Work required — Give the listing again in full, exactly as written.

Figure data in JSON
● ● ●

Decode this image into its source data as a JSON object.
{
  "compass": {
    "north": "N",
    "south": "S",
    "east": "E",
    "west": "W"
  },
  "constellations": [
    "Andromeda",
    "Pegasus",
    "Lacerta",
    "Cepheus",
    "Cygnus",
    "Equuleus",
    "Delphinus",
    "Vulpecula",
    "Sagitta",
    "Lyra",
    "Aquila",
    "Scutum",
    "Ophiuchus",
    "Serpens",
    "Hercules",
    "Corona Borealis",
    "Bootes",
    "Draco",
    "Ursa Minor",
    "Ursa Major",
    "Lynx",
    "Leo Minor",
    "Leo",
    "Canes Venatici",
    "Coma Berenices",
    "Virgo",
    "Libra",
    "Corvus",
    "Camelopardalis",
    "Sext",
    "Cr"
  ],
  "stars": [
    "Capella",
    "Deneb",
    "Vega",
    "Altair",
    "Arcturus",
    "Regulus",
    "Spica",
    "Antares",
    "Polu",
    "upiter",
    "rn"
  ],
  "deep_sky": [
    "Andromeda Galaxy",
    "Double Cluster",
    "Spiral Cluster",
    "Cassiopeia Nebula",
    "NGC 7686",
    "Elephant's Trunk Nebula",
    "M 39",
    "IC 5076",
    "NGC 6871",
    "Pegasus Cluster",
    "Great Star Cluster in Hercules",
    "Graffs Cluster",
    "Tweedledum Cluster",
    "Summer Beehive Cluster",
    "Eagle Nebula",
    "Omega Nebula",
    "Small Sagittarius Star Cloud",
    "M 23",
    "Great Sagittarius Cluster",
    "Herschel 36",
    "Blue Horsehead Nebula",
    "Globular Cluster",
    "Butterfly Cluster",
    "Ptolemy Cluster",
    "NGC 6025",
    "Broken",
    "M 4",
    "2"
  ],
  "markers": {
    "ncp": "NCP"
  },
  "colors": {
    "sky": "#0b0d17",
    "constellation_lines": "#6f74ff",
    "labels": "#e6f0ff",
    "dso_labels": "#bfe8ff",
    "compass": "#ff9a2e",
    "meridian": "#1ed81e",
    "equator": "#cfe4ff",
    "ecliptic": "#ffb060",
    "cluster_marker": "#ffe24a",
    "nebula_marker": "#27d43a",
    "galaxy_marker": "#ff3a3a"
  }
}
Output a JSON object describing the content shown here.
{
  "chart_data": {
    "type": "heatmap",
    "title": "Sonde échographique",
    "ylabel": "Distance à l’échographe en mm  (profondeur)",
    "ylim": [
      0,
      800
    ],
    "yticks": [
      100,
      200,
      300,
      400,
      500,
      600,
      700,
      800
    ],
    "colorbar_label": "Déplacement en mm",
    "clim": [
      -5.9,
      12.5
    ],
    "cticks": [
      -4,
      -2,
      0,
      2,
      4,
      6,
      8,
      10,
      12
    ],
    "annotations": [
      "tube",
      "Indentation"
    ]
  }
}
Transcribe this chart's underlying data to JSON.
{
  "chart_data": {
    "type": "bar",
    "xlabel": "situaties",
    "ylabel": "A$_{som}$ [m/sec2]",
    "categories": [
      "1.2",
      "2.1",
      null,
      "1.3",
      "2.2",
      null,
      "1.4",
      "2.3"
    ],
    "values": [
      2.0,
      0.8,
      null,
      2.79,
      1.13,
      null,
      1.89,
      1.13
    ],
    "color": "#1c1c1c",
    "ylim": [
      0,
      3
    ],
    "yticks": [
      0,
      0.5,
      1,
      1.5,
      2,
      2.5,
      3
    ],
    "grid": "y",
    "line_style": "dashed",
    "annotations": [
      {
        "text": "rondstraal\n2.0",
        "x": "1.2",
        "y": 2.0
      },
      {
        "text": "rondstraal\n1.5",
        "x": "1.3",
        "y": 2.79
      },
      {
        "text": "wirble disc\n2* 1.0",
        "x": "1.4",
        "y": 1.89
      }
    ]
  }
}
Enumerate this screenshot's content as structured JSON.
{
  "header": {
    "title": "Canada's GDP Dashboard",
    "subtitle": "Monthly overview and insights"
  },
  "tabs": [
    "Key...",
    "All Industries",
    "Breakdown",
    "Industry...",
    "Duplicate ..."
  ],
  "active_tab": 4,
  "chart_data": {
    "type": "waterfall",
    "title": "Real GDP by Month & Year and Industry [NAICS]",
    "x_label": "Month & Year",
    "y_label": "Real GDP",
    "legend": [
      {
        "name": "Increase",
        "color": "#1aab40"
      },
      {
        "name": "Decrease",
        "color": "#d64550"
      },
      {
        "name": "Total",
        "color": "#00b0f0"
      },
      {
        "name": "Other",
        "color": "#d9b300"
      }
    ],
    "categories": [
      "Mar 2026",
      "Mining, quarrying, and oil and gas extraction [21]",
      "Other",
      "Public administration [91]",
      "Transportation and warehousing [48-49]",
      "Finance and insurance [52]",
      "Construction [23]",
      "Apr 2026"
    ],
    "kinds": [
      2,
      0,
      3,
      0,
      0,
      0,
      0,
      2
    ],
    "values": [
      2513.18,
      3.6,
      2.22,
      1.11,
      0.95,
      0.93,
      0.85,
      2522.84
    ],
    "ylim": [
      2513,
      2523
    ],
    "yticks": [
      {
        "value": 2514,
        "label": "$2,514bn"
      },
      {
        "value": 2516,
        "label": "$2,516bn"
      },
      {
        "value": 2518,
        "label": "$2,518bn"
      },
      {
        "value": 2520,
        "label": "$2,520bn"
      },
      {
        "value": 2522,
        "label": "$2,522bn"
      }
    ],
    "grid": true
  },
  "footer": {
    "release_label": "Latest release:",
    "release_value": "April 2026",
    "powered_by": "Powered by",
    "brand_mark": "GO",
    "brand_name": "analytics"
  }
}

● ● ●

Answer in full —
Decode this image into its source data as a JSON object.
{
  "compass": {
    "north": "N",
    "south": "S",
    "east": "E",
    "west": "W"
  },
  "constellations": [
    "Andromeda",
    "Pegasus",
    "Lacerta",
    "Cepheus",
    "Cygnus",
    "Equuleus",
    "Delphinus",
    "Vulpecula",
    "Sagitta",
    "Lyra",
    "Aquila",
    "Scutum",
    "Ophiuchus",
    "Serpens",
    "Hercules",
    "Corona Borealis",
    "Bootes",
    "Draco",
    "Ursa Minor",
    "Ursa Major",
    "Lynx",
    "Leo Minor",
    "Leo",
    "Canes Venatici",
    "Coma Berenices",
    "Virgo",
    "Libra",
    "Corvus",
    "Camelopardalis",
    "Sext",
    "Cr"
  ],
  "stars": [
    "Capella",
    "Deneb",
    "Vega",
    "Altair",
    "Arcturus",
    "Regulus",
    "Spica",
    "Antares",
    "Polu",
    "upiter",
    "rn"
  ],
  "deep_sky": [
    "Andromeda Galaxy",
    "Double Cluster",
    "Spiral Cluster",
    "Cassiopeia Nebula",
    "NGC 7686",
    "Elephant's Trunk Nebula",
    "M 39",
    "IC 5076",
    "NGC 6871",
    "Pegasus Cluster",
    "Great Star Cluster in Hercules",
    "Graffs Cluster",
    "Tweedledum Cluster",
    "Summer Beehive Cluster",
    "Eagle Nebula",
    "Omega Nebula",
    "Small Sagittarius Star Cloud",
    "M 23",
    "Great Sagittarius Cluster",
    "Herschel 36",
    "Blue Horsehead Nebula",
    "Globular Cluster",
    "Butterfly Cluster",
    "Ptolemy Cluster",
    "NGC 6025",
    "Broken",
    "M 4",
    "2"
  ],
  "markers": {
    "ncp": "NCP"
  },
  "colors": {
    "sky": "#0b0d17",
    "constellation_lines": "#6f74ff",
    "labels": "#e6f0ff",
    "dso_labels": "#bfe8ff",
    "compass": "#ff9a2e",
    "meridian": "#1ed81e",
    "equator": "#cfe4ff",
    "ecliptic": "#ffb060",
    "cluster_marker": "#ffe24a",
    "nebula_marker": "#27d43a",
    "galaxy_marker": "#ff3a3a"
  }
}
Output a JSON object describing the content shown here.
{
  "chart_data": {
    "type": "heatmap",
    "title": "Sonde échographique",
    "ylabel": "Distance à l’échographe en mm  (profondeur)",
    "ylim": [
      0,
      800
    ],
    "yticks": [
      100,
      200,
      300,
      400,
      500,
      600,
      700,
      800
    ],
    "colorbar_label": "Déplacement en mm",
    "clim": [
      -5.9,
      12.5
    ],
    "cticks": [
      -4,
      -2,
      0,
      2,
      4,
      6,
      8,
      10,
      12
    ],
    "annotations": [
      "tube",
      "Indentation"
    ]
  }
}
Transcribe this chart's underlying data to JSON.
{
  "chart_data": {
    "type": "bar",
    "xlabel": "situaties",
    "ylabel": "A$_{som}$ [m/sec2]",
    "categories": [
      "1.2",
      "2.1",
      null,
      "1.3",
      "2.2",
      null,
      "1.4",
      "2.3"
    ],
    "values": [
      2.0,
      0.8,
      null,
      2.79,
      1.13,
      null,
      1.89,
      1.13
    ],
    "color": "#1c1c1c",
    "ylim": [
      0,
      3
    ],
    "yticks": [
      0,
      0.5,
      1,
      1.5,
      2,
      2.5,
      3
    ],
    "grid": "y",
    "line_style": "dashed",
    "annotations": [
      {
        "text": "rondstraal\n2.0",
        "x": "1.2",
        "y": 2.0
      },
      {
        "text": "rondstraal\n1.5",
        "x": "1.3",
        "y": 2.79
      },
      {
        "text": "wirble disc\n2* 1.0",
        "x": "1.4",
        "y": 1.89
      }
    ]
  }
}
Enumerate this screenshot's content as structured JSON.
{
  "header": {
    "title": "Canada's GDP Dashboard",
    "subtitle": "Monthly overview and insights"
  },
  "tabs": [
    "Key...",
    "All Industries",
    "Breakdown",
    "Industry...",
    "Duplicate ..."
  ],
  "active_tab": 4,
  "chart_data": {
    "type": "waterfall",
    "title": "Real GDP by Month & Year and Industry [NAICS]",
    "x_label": "Month & Year",
    "y_label": "Real GDP",
    "legend": [
      {
        "name": "Increase",
        "color": "#1aab40"
      },
      {
        "name": "Decrease",
        "color": "#d64550"
      },
      {
        "name": "Total",
        "color": "#00b0f0"
      },
      {
        "name": "Other",
        "color": "#d9b300"
      }
    ],
    "categories": [
      "Mar 2026",
      "Mining, quarrying, and oil and gas extraction [21]",
      "Other",
      "Public administration [91]",
      "Transportation and warehousing [48-49]",
      "Finance and insurance [52]",
      "Construction [23]",
      "Apr 2026"
    ],
    "kinds": [
      2,
      0,
      3,
      0,
      0,
      0,
      0,
      2
    ],
    "values": [
      2513.18,
      3.6,
      2.22,
      1.11,
      0.95,
      0.93,
      0.85,
      2522.84
    ],
    "ylim": [
      2513,
      2523
    ],
    "yticks": [
      {
        "value": 2514,
        "label": "$2,514bn"
      },
      {
        "value": 2516,
        "label": "$2,516bn"
      },
      {
        "value": 2518,
        "label": "$2,518bn"
      },
      {
        "value": 2520,
        "label": "$2,520bn"
      },
      {
        "value": 2522,
        "label": "$2,522bn"
      }
    ],
    "grid": true
  },
  "footer": {
    "release_label": "Latest release:",
    "release_value": "April 2026",
    "powered_by": "Powered by",
    "brand_mark": "GO",
    "brand_name": "analytics"
  }
}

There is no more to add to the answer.